- _Stated goal_
In the excerpt on using vinegar in risotto, how much sugar is suggested for 3/4 cup of vinegar?

* begin Excerpt to read *

Could I use rice wine vinegar at the start of cooking a risotto?
I dunno about rice wine vinegar, but I always make risotto with a little bit of vinegar to omit the wine. I just use a little bit of vinegar watered down to a small cup, and use accordingly more stock.
I do this because I figured it might help with the acidity, although I have never verified it.
Numbers:
I would not use any vinegar. You will not want the sour taste that vinegar will leave. You will have a better final result if you just omit the wine. If you feel like it needs a little acidity at the end add a light squeeze of lemon (or even a couple of drops of vinegar). However, I've made risotto plenty of times without wine or extra acid...no problem!
Yes, you can, although I'd suggest adding a little sugar to it to offset the sharpness of the vinegar. About 1 tsp in 3/4 cup of vinegar should do it. However, if your rice vinegar is "seasoned rice vinegar", then it already has sugar in it (and salt). Add no sugar, and decrease any salt you'd normally add by 1/2 tsp.

* end Excerpt to read *
* begin Material *

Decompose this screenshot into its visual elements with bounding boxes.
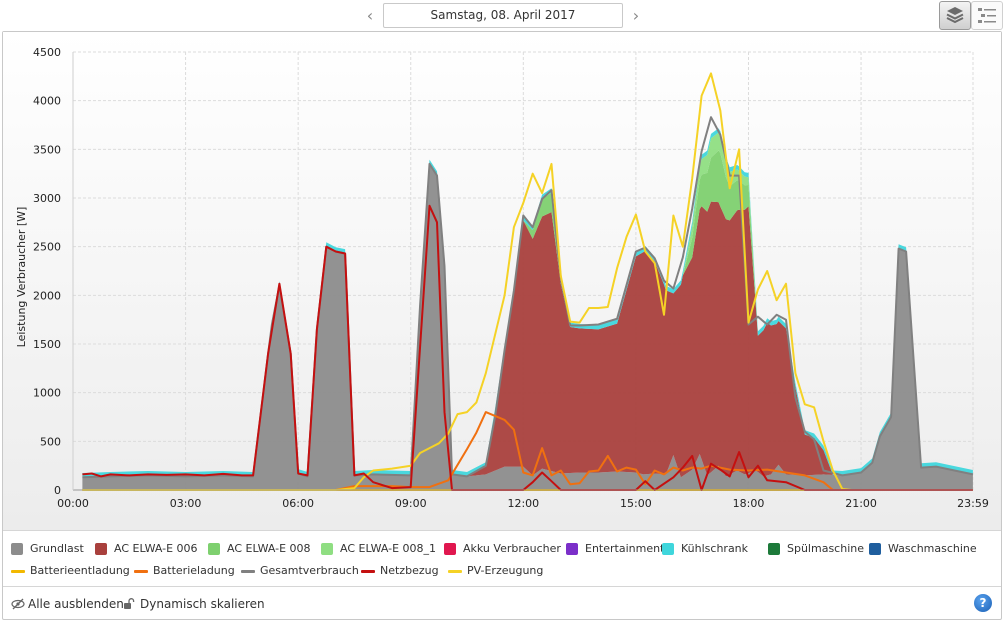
chart-legend: Grundlast AC ELWA-E 006 AC ELWA-E 008 AC EL…: [3, 530, 1001, 587]
legend-label: Batterieladung: [153, 564, 235, 577]
y-tick-label: 2000: [33, 289, 61, 302]
y-axis-label: Leistung Verbraucher [W]: [15, 207, 28, 348]
legend-swatch: [566, 543, 578, 555]
legend-label: Waschmaschine: [888, 542, 977, 555]
legend-swatch: [444, 543, 456, 555]
date-display[interactable]: Samstag, 08. April 2017: [383, 3, 623, 28]
legend-label: Batterieentladung: [30, 564, 130, 577]
legend-swatch: [321, 543, 333, 555]
y-tick-label: 3000: [33, 192, 61, 205]
y-tick-label: 4500: [33, 46, 61, 59]
legend-label: AC ELWA-E 006: [114, 542, 198, 555]
y-tick-label: 500: [40, 435, 61, 448]
power-chart: 0 500 1000 1500 2000 2500 3000 3500 4000 4500 00:0…: [3, 32, 1001, 530]
y-tick-label: 1500: [33, 338, 61, 351]
legend-swatch: [11, 543, 23, 555]
legend-swatch: [869, 543, 881, 555]
x-tick-label: 15:00: [620, 497, 652, 510]
x-tick-label: 21:00: [845, 497, 877, 510]
x-tick-label: 00:00: [57, 497, 89, 510]
stacked-view-button[interactable]: [939, 1, 971, 30]
legend-label: Spülmaschine: [787, 542, 864, 555]
hide-all-label: Alle ausblenden: [28, 597, 124, 611]
legend-label: Kühlschrank: [681, 542, 749, 555]
legend-swatch: [134, 570, 148, 573]
legend-swatch: [241, 570, 255, 573]
lock-open-icon: [124, 598, 135, 609]
legend-label: Entertainment: [585, 542, 665, 555]
help-icon[interactable]: ?: [974, 594, 992, 612]
layers-icon: [946, 7, 964, 24]
legend-swatch: [95, 543, 107, 555]
x-tick-label: 09:00: [395, 497, 427, 510]
legend-swatch: [448, 570, 462, 573]
legend-label: AC ELWA-E 008_1: [340, 542, 437, 555]
legend-swatch: [11, 570, 25, 573]
chevron-right-icon[interactable]: ›: [628, 6, 644, 26]
x-tick-label: 18:00: [733, 497, 765, 510]
y-tick-label: 3500: [33, 143, 61, 156]
y-tick-label: 1000: [33, 387, 61, 400]
eye-crossed-icon: [11, 598, 25, 610]
legend-swatch: [768, 543, 780, 555]
legend-label: Akku Verbraucher: [463, 542, 561, 555]
legend-swatch: [208, 543, 220, 555]
legend-label: Grundlast: [30, 542, 84, 555]
x-tick-label: 03:00: [170, 497, 202, 510]
legend-swatch: [361, 570, 375, 573]
chart-panel: 0 500 1000 1500 2000 2500 3000 3500 4000 4500 00:0…: [2, 31, 1002, 620]
chart-footer: Alle ausblenden Dynamisch skalieren ?: [3, 586, 1001, 620]
chevron-left-icon[interactable]: ‹: [362, 6, 378, 26]
x-tick-label: 06:00: [282, 497, 314, 510]
legend-toggle-button[interactable]: [971, 1, 1003, 30]
dynamic-scale-label: Dynamisch skalieren: [140, 597, 265, 611]
legend-label: Netzbezug: [380, 564, 439, 577]
legend-label: PV-Erzeugung: [467, 564, 544, 577]
x-tick-label: 23:59: [957, 497, 989, 510]
legend-swatch: [662, 543, 674, 555]
legend-label: Gesamtverbrauch: [260, 564, 359, 577]
y-tick-label: 2500: [33, 241, 61, 254]
y-tick-label: 4000: [33, 95, 61, 108]
x-tick-label: 12:00: [507, 497, 539, 510]
legend-list-icon: [978, 8, 996, 23]
legend-label: AC ELWA-E 008: [227, 542, 311, 555]
y-tick-label: 0: [54, 484, 61, 497]
date-navigation: ‹ Samstag, 08. April 2017 ›: [0, 0, 1004, 32]
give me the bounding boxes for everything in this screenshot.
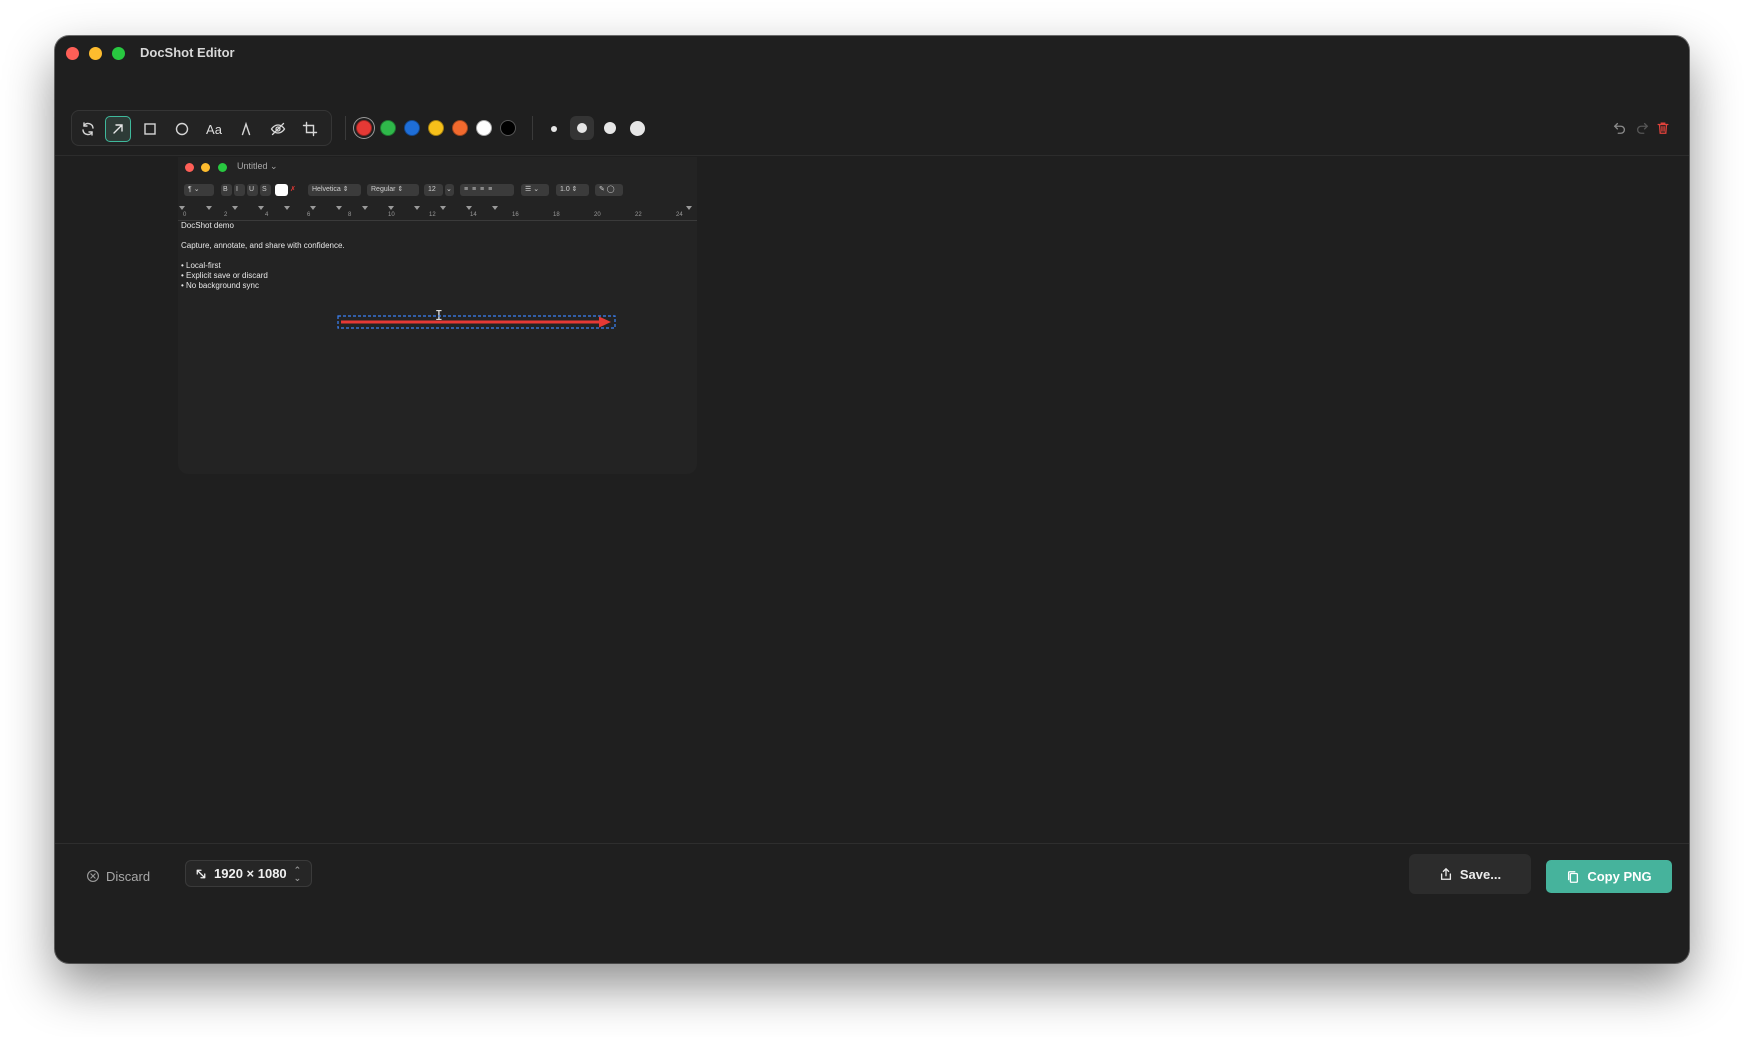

* end Material *

- _Finished exercise_
About 1 teaspoon.